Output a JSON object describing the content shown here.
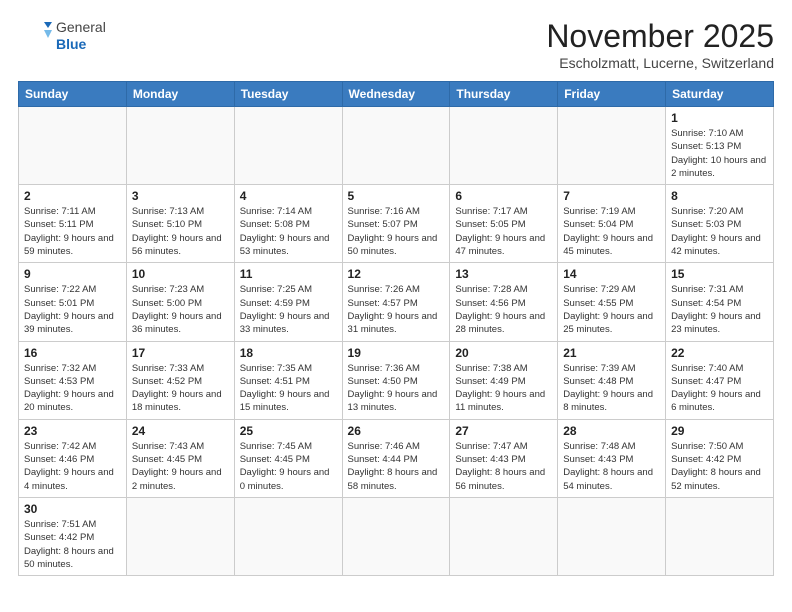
{
  "header": {
    "logo_general": "General",
    "logo_blue": "Blue",
    "month_title": "November 2025",
    "location": "Escholzmatt, Lucerne, Switzerland"
  },
  "weekdays": [
    "Sunday",
    "Monday",
    "Tuesday",
    "Wednesday",
    "Thursday",
    "Friday",
    "Saturday"
  ],
  "weeks": [
    [
      {
        "day": "",
        "info": ""
      },
      {
        "day": "",
        "info": ""
      },
      {
        "day": "",
        "info": ""
      },
      {
        "day": "",
        "info": ""
      },
      {
        "day": "",
        "info": ""
      },
      {
        "day": "",
        "info": ""
      },
      {
        "day": "1",
        "info": "Sunrise: 7:10 AM\nSunset: 5:13 PM\nDaylight: 10 hours\nand 2 minutes."
      }
    ],
    [
      {
        "day": "2",
        "info": "Sunrise: 7:11 AM\nSunset: 5:11 PM\nDaylight: 9 hours\nand 59 minutes."
      },
      {
        "day": "3",
        "info": "Sunrise: 7:13 AM\nSunset: 5:10 PM\nDaylight: 9 hours\nand 56 minutes."
      },
      {
        "day": "4",
        "info": "Sunrise: 7:14 AM\nSunset: 5:08 PM\nDaylight: 9 hours\nand 53 minutes."
      },
      {
        "day": "5",
        "info": "Sunrise: 7:16 AM\nSunset: 5:07 PM\nDaylight: 9 hours\nand 50 minutes."
      },
      {
        "day": "6",
        "info": "Sunrise: 7:17 AM\nSunset: 5:05 PM\nDaylight: 9 hours\nand 47 minutes."
      },
      {
        "day": "7",
        "info": "Sunrise: 7:19 AM\nSunset: 5:04 PM\nDaylight: 9 hours\nand 45 minutes."
      },
      {
        "day": "8",
        "info": "Sunrise: 7:20 AM\nSunset: 5:03 PM\nDaylight: 9 hours\nand 42 minutes."
      }
    ],
    [
      {
        "day": "9",
        "info": "Sunrise: 7:22 AM\nSunset: 5:01 PM\nDaylight: 9 hours\nand 39 minutes."
      },
      {
        "day": "10",
        "info": "Sunrise: 7:23 AM\nSunset: 5:00 PM\nDaylight: 9 hours\nand 36 minutes."
      },
      {
        "day": "11",
        "info": "Sunrise: 7:25 AM\nSunset: 4:59 PM\nDaylight: 9 hours\nand 33 minutes."
      },
      {
        "day": "12",
        "info": "Sunrise: 7:26 AM\nSunset: 4:57 PM\nDaylight: 9 hours\nand 31 minutes."
      },
      {
        "day": "13",
        "info": "Sunrise: 7:28 AM\nSunset: 4:56 PM\nDaylight: 9 hours\nand 28 minutes."
      },
      {
        "day": "14",
        "info": "Sunrise: 7:29 AM\nSunset: 4:55 PM\nDaylight: 9 hours\nand 25 minutes."
      },
      {
        "day": "15",
        "info": "Sunrise: 7:31 AM\nSunset: 4:54 PM\nDaylight: 9 hours\nand 23 minutes."
      }
    ],
    [
      {
        "day": "16",
        "info": "Sunrise: 7:32 AM\nSunset: 4:53 PM\nDaylight: 9 hours\nand 20 minutes."
      },
      {
        "day": "17",
        "info": "Sunrise: 7:33 AM\nSunset: 4:52 PM\nDaylight: 9 hours\nand 18 minutes."
      },
      {
        "day": "18",
        "info": "Sunrise: 7:35 AM\nSunset: 4:51 PM\nDaylight: 9 hours\nand 15 minutes."
      },
      {
        "day": "19",
        "info": "Sunrise: 7:36 AM\nSunset: 4:50 PM\nDaylight: 9 hours\nand 13 minutes."
      },
      {
        "day": "20",
        "info": "Sunrise: 7:38 AM\nSunset: 4:49 PM\nDaylight: 9 hours\nand 11 minutes."
      },
      {
        "day": "21",
        "info": "Sunrise: 7:39 AM\nSunset: 4:48 PM\nDaylight: 9 hours\nand 8 minutes."
      },
      {
        "day": "22",
        "info": "Sunrise: 7:40 AM\nSunset: 4:47 PM\nDaylight: 9 hours\nand 6 minutes."
      }
    ],
    [
      {
        "day": "23",
        "info": "Sunrise: 7:42 AM\nSunset: 4:46 PM\nDaylight: 9 hours\nand 4 minutes."
      },
      {
        "day": "24",
        "info": "Sunrise: 7:43 AM\nSunset: 4:45 PM\nDaylight: 9 hours\nand 2 minutes."
      },
      {
        "day": "25",
        "info": "Sunrise: 7:45 AM\nSunset: 4:45 PM\nDaylight: 9 hours\nand 0 minutes."
      },
      {
        "day": "26",
        "info": "Sunrise: 7:46 AM\nSunset: 4:44 PM\nDaylight: 8 hours\nand 58 minutes."
      },
      {
        "day": "27",
        "info": "Sunrise: 7:47 AM\nSunset: 4:43 PM\nDaylight: 8 hours\nand 56 minutes."
      },
      {
        "day": "28",
        "info": "Sunrise: 7:48 AM\nSunset: 4:43 PM\nDaylight: 8 hours\nand 54 minutes."
      },
      {
        "day": "29",
        "info": "Sunrise: 7:50 AM\nSunset: 4:42 PM\nDaylight: 8 hours\nand 52 minutes."
      }
    ],
    [
      {
        "day": "30",
        "info": "Sunrise: 7:51 AM\nSunset: 4:42 PM\nDaylight: 8 hours\nand 50 minutes."
      },
      {
        "day": "",
        "info": ""
      },
      {
        "day": "",
        "info": ""
      },
      {
        "day": "",
        "info": ""
      },
      {
        "day": "",
        "info": ""
      },
      {
        "day": "",
        "info": ""
      },
      {
        "day": "",
        "info": ""
      }
    ]
  ]
}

_PROBLEM_
Reproduce all the entries that precede this task, word for word, minus any pictures.

_ANSWER BELOW_
Output a JSON object describing the content shown here.
{
  "header": {
    "logo_general": "General",
    "logo_blue": "Blue",
    "month_title": "November 2025",
    "location": "Escholzmatt, Lucerne, Switzerland"
  },
  "weekdays": [
    "Sunday",
    "Monday",
    "Tuesday",
    "Wednesday",
    "Thursday",
    "Friday",
    "Saturday"
  ],
  "weeks": [
    [
      {
        "day": "",
        "info": ""
      },
      {
        "day": "",
        "info": ""
      },
      {
        "day": "",
        "info": ""
      },
      {
        "day": "",
        "info": ""
      },
      {
        "day": "",
        "info": ""
      },
      {
        "day": "",
        "info": ""
      },
      {
        "day": "1",
        "info": "Sunrise: 7:10 AM\nSunset: 5:13 PM\nDaylight: 10 hours\nand 2 minutes."
      }
    ],
    [
      {
        "day": "2",
        "info": "Sunrise: 7:11 AM\nSunset: 5:11 PM\nDaylight: 9 hours\nand 59 minutes."
      },
      {
        "day": "3",
        "info": "Sunrise: 7:13 AM\nSunset: 5:10 PM\nDaylight: 9 hours\nand 56 minutes."
      },
      {
        "day": "4",
        "info": "Sunrise: 7:14 AM\nSunset: 5:08 PM\nDaylight: 9 hours\nand 53 minutes."
      },
      {
        "day": "5",
        "info": "Sunrise: 7:16 AM\nSunset: 5:07 PM\nDaylight: 9 hours\nand 50 minutes."
      },
      {
        "day": "6",
        "info": "Sunrise: 7:17 AM\nSunset: 5:05 PM\nDaylight: 9 hours\nand 47 minutes."
      },
      {
        "day": "7",
        "info": "Sunrise: 7:19 AM\nSunset: 5:04 PM\nDaylight: 9 hours\nand 45 minutes."
      },
      {
        "day": "8",
        "info": "Sunrise: 7:20 AM\nSunset: 5:03 PM\nDaylight: 9 hours\nand 42 minutes."
      }
    ],
    [
      {
        "day": "9",
        "info": "Sunrise: 7:22 AM\nSunset: 5:01 PM\nDaylight: 9 hours\nand 39 minutes."
      },
      {
        "day": "10",
        "info": "Sunrise: 7:23 AM\nSunset: 5:00 PM\nDaylight: 9 hours\nand 36 minutes."
      },
      {
        "day": "11",
        "info": "Sunrise: 7:25 AM\nSunset: 4:59 PM\nDaylight: 9 hours\nand 33 minutes."
      },
      {
        "day": "12",
        "info": "Sunrise: 7:26 AM\nSunset: 4:57 PM\nDaylight: 9 hours\nand 31 minutes."
      },
      {
        "day": "13",
        "info": "Sunrise: 7:28 AM\nSunset: 4:56 PM\nDaylight: 9 hours\nand 28 minutes."
      },
      {
        "day": "14",
        "info": "Sunrise: 7:29 AM\nSunset: 4:55 PM\nDaylight: 9 hours\nand 25 minutes."
      },
      {
        "day": "15",
        "info": "Sunrise: 7:31 AM\nSunset: 4:54 PM\nDaylight: 9 hours\nand 23 minutes."
      }
    ],
    [
      {
        "day": "16",
        "info": "Sunrise: 7:32 AM\nSunset: 4:53 PM\nDaylight: 9 hours\nand 20 minutes."
      },
      {
        "day": "17",
        "info": "Sunrise: 7:33 AM\nSunset: 4:52 PM\nDaylight: 9 hours\nand 18 minutes."
      },
      {
        "day": "18",
        "info": "Sunrise: 7:35 AM\nSunset: 4:51 PM\nDaylight: 9 hours\nand 15 minutes."
      },
      {
        "day": "19",
        "info": "Sunrise: 7:36 AM\nSunset: 4:50 PM\nDaylight: 9 hours\nand 13 minutes."
      },
      {
        "day": "20",
        "info": "Sunrise: 7:38 AM\nSunset: 4:49 PM\nDaylight: 9 hours\nand 11 minutes."
      },
      {
        "day": "21",
        "info": "Sunrise: 7:39 AM\nSunset: 4:48 PM\nDaylight: 9 hours\nand 8 minutes."
      },
      {
        "day": "22",
        "info": "Sunrise: 7:40 AM\nSunset: 4:47 PM\nDaylight: 9 hours\nand 6 minutes."
      }
    ],
    [
      {
        "day": "23",
        "info": "Sunrise: 7:42 AM\nSunset: 4:46 PM\nDaylight: 9 hours\nand 4 minutes."
      },
      {
        "day": "24",
        "info": "Sunrise: 7:43 AM\nSunset: 4:45 PM\nDaylight: 9 hours\nand 2 minutes."
      },
      {
        "day": "25",
        "info": "Sunrise: 7:45 AM\nSunset: 4:45 PM\nDaylight: 9 hours\nand 0 minutes."
      },
      {
        "day": "26",
        "info": "Sunrise: 7:46 AM\nSunset: 4:44 PM\nDaylight: 8 hours\nand 58 minutes."
      },
      {
        "day": "27",
        "info": "Sunrise: 7:47 AM\nSunset: 4:43 PM\nDaylight: 8 hours\nand 56 minutes."
      },
      {
        "day": "28",
        "info": "Sunrise: 7:48 AM\nSunset: 4:43 PM\nDaylight: 8 hours\nand 54 minutes."
      },
      {
        "day": "29",
        "info": "Sunrise: 7:50 AM\nSunset: 4:42 PM\nDaylight: 8 hours\nand 52 minutes."
      }
    ],
    [
      {
        "day": "30",
        "info": "Sunrise: 7:51 AM\nSunset: 4:42 PM\nDaylight: 8 hours\nand 50 minutes."
      },
      {
        "day": "",
        "info": ""
      },
      {
        "day": "",
        "info": ""
      },
      {
        "day": "",
        "info": ""
      },
      {
        "day": "",
        "info": ""
      },
      {
        "day": "",
        "info": ""
      },
      {
        "day": "",
        "info": ""
      }
    ]
  ]
}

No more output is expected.